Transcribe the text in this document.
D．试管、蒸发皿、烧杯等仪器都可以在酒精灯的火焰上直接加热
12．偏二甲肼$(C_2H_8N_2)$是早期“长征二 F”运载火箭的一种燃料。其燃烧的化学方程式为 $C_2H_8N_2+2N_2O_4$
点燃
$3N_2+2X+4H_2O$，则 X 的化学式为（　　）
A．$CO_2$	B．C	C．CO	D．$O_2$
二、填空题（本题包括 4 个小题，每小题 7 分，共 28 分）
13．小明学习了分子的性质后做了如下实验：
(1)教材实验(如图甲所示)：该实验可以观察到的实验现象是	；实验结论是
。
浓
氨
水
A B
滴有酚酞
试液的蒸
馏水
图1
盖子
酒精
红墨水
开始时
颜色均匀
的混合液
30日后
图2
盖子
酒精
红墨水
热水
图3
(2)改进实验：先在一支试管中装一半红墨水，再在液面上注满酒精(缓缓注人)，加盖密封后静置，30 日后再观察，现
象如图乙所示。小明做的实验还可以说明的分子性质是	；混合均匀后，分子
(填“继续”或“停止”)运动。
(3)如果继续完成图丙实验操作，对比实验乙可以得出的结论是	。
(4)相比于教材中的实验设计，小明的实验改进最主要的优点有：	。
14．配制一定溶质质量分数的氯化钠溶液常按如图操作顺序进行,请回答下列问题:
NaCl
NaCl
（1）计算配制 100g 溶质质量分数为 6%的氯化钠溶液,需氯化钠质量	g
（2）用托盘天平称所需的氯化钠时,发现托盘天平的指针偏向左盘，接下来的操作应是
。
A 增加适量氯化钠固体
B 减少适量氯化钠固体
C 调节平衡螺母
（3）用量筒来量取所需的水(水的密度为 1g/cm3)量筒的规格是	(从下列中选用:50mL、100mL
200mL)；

++++++++++++++++++++

Exercise aim :: Reproduce the material precisely, including every line.

Finished answer ::
Transcribe the text in this document.
D．试管、蒸发皿、烧杯等仪器都可以在酒精灯的火焰上直接加热
12．偏二甲肼$(C_2H_8N_2)$是早期“长征二 F”运载火箭的一种燃料。其燃烧的化学方程式为 $C_2H_8N_2+2N_2O_4$
点燃
$3N_2+2X+4H_2O$，则 X 的化学式为（　　）
A．$CO_2$	B．C	C．CO	D．$O_2$
二、填空题（本题包括 4 个小题，每小题 7 分，共 28 分）
13．小明学习了分子的性质后做了如下实验：
(1)教材实验(如图甲所示)：该实验可以观察到的实验现象是	；实验结论是
。
浓
氨
水
A B
滴有酚酞
试液的蒸
馏水
图1
盖子
酒精
红墨水
开始时
颜色均匀
的混合液
30日后
图2
盖子
酒精
红墨水
热水
图3
(2)改进实验：先在一支试管中装一半红墨水，再在液面上注满酒精(缓缓注人)，加盖密封后静置，30 日后再观察，现
象如图乙所示。小明做的实验还可以说明的分子性质是	；混合均匀后，分子
(填“继续”或“停止”)运动。
(3)如果继续完成图丙实验操作，对比实验乙可以得出的结论是	。
(4)相比于教材中的实验设计，小明的实验改进最主要的优点有：	。
14．配制一定溶质质量分数的氯化钠溶液常按如图操作顺序进行,请回答下列问题:
NaCl
NaCl
（1）计算配制 100g 溶质质量分数为 6%的氯化钠溶液,需氯化钠质量	g
（2）用托盘天平称所需的氯化钠时,发现托盘天平的指针偏向左盘，接下来的操作应是
。
A 增加适量氯化钠固体
B 减少适量氯化钠固体
C 调节平衡螺母
（3）用量筒来量取所需的水(水的密度为 1g/cm3)量筒的规格是	(从下列中选用:50mL、100mL
200mL)；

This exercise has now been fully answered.